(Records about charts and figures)
◆ ◆ ◆
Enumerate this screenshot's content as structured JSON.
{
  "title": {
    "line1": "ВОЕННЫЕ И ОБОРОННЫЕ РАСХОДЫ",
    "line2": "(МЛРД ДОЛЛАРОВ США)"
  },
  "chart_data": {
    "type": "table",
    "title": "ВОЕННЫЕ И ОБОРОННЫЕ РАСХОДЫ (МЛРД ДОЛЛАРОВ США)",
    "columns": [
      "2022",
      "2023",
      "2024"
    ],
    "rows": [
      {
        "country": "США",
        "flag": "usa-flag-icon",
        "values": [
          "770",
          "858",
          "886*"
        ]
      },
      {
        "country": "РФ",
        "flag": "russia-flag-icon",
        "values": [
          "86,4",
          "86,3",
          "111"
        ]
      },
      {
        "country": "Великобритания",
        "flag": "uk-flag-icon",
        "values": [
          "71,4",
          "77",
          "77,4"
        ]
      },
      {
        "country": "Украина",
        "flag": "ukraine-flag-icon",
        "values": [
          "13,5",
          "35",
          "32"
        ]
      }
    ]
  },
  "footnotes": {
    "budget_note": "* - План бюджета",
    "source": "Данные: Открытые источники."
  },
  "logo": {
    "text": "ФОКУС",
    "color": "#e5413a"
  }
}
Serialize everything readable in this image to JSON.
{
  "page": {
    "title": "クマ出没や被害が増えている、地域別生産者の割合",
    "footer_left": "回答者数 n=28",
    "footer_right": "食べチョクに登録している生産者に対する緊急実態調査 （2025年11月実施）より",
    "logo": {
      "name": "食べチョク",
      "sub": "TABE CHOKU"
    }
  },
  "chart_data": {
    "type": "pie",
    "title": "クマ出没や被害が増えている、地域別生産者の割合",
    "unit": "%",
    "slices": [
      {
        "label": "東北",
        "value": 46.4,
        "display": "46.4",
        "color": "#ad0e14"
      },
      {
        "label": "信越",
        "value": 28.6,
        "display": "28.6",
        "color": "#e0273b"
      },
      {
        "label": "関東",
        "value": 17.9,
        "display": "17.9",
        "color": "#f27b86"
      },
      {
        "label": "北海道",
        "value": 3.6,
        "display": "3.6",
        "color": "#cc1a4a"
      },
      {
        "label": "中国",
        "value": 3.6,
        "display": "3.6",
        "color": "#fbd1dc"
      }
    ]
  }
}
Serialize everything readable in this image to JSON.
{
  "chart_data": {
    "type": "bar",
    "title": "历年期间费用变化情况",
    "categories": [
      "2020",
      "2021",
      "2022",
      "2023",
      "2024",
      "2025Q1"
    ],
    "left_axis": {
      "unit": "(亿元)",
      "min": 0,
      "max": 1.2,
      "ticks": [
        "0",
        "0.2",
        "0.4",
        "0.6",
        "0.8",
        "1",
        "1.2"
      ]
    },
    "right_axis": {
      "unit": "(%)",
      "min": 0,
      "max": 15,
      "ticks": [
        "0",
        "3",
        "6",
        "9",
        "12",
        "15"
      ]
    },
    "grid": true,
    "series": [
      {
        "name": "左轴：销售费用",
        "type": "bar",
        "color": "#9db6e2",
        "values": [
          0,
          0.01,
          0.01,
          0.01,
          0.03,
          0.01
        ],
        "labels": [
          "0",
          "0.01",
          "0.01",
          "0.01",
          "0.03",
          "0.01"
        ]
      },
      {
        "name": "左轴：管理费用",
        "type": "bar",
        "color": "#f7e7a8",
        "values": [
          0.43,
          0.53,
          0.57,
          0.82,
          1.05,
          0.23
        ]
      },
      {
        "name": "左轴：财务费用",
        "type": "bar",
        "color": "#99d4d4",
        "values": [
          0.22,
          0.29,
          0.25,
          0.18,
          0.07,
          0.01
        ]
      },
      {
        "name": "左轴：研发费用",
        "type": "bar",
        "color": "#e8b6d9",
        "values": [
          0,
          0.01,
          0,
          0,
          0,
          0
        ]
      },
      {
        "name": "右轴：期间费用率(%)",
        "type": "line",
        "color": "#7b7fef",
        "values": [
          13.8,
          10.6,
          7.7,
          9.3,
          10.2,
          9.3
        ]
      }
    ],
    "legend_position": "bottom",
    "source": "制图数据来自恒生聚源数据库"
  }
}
◆ ◆ ◆
- **WHAT IS NEEDED**: Repeat the listing exactly, from its first line to its last.

- **EXERCISE RESULT**:
Enumerate this screenshot's content as structured JSON.
{
  "title": {
    "line1": "ВОЕННЫЕ И ОБОРОННЫЕ РАСХОДЫ",
    "line2": "(МЛРД ДОЛЛАРОВ США)"
  },
  "chart_data": {
    "type": "table",
    "title": "ВОЕННЫЕ И ОБОРОННЫЕ РАСХОДЫ (МЛРД ДОЛЛАРОВ США)",
    "columns": [
      "2022",
      "2023",
      "2024"
    ],
    "rows": [
      {
        "country": "США",
        "flag": "usa-flag-icon",
        "values": [
          "770",
          "858",
          "886*"
        ]
      },
      {
        "country": "РФ",
        "flag": "russia-flag-icon",
        "values": [
          "86,4",
          "86,3",
          "111"
        ]
      },
      {
        "country": "Великобритания",
        "flag": "uk-flag-icon",
        "values": [
          "71,4",
          "77",
          "77,4"
        ]
      },
      {
        "country": "Украина",
        "flag": "ukraine-flag-icon",
        "values": [
          "13,5",
          "35",
          "32"
        ]
      }
    ]
  },
  "footnotes": {
    "budget_note": "* - План бюджета",
    "source": "Данные: Открытые источники."
  },
  "logo": {
    "text": "ФОКУС",
    "color": "#e5413a"
  }
}
Serialize everything readable in this image to JSON.
{
  "page": {
    "title": "クマ出没や被害が増えている、地域別生産者の割合",
    "footer_left": "回答者数 n=28",
    "footer_right": "食べチョクに登録している生産者に対する緊急実態調査 （2025年11月実施）より",
    "logo": {
      "name": "食べチョク",
      "sub": "TABE CHOKU"
    }
  },
  "chart_data": {
    "type": "pie",
    "title": "クマ出没や被害が増えている、地域別生産者の割合",
    "unit": "%",
    "slices": [
      {
        "label": "東北",
        "value": 46.4,
        "display": "46.4",
        "color": "#ad0e14"
      },
      {
        "label": "信越",
        "value": 28.6,
        "display": "28.6",
        "color": "#e0273b"
      },
      {
        "label": "関東",
        "value": 17.9,
        "display": "17.9",
        "color": "#f27b86"
      },
      {
        "label": "北海道",
        "value": 3.6,
        "display": "3.6",
        "color": "#cc1a4a"
      },
      {
        "label": "中国",
        "value": 3.6,
        "display": "3.6",
        "color": "#fbd1dc"
      }
    ]
  }
}
Serialize everything readable in this image to JSON.
{
  "chart_data": {
    "type": "bar",
    "title": "历年期间费用变化情况",
    "categories": [
      "2020",
      "2021",
      "2022",
      "2023",
      "2024",
      "2025Q1"
    ],
    "left_axis": {
      "unit": "(亿元)",
      "min": 0,
      "max": 1.2,
      "ticks": [
        "0",
        "0.2",
        "0.4",
        "0.6",
        "0.8",
        "1",
        "1.2"
      ]
    },
    "right_axis": {
      "unit": "(%)",
      "min": 0,
      "max": 15,
      "ticks": [
        "0",
        "3",
        "6",
        "9",
        "12",
        "15"
      ]
    },
    "grid": true,
    "series": [
      {
        "name": "左轴：销售费用",
        "type": "bar",
        "color": "#9db6e2",
        "values": [
          0,
          0.01,
          0.01,
          0.01,
          0.03,
          0.01
        ],
        "labels": [
          "0",
          "0.01",
          "0.01",
          "0.01",
          "0.03",
          "0.01"
        ]
      },
      {
        "name": "左轴：管理费用",
        "type": "bar",
        "color": "#f7e7a8",
        "values": [
          0.43,
          0.53,
          0.57,
          0.82,
          1.05,
          0.23
        ]
      },
      {
        "name": "左轴：财务费用",
        "type": "bar",
        "color": "#99d4d4",
        "values": [
          0.22,
          0.29,
          0.25,
          0.18,
          0.07,
          0.01
        ]
      },
      {
        "name": "左轴：研发费用",
        "type": "bar",
        "color": "#e8b6d9",
        "values": [
          0,
          0.01,
          0,
          0,
          0,
          0
        ]
      },
      {
        "name": "右轴：期间费用率(%)",
        "type": "line",
        "color": "#7b7fef",
        "values": [
          13.8,
          10.6,
          7.7,
          9.3,
          10.2,
          9.3
        ]
      }
    ],
    "legend_position": "bottom",
    "source": "制图数据来自恒生聚源数据库"
  }
}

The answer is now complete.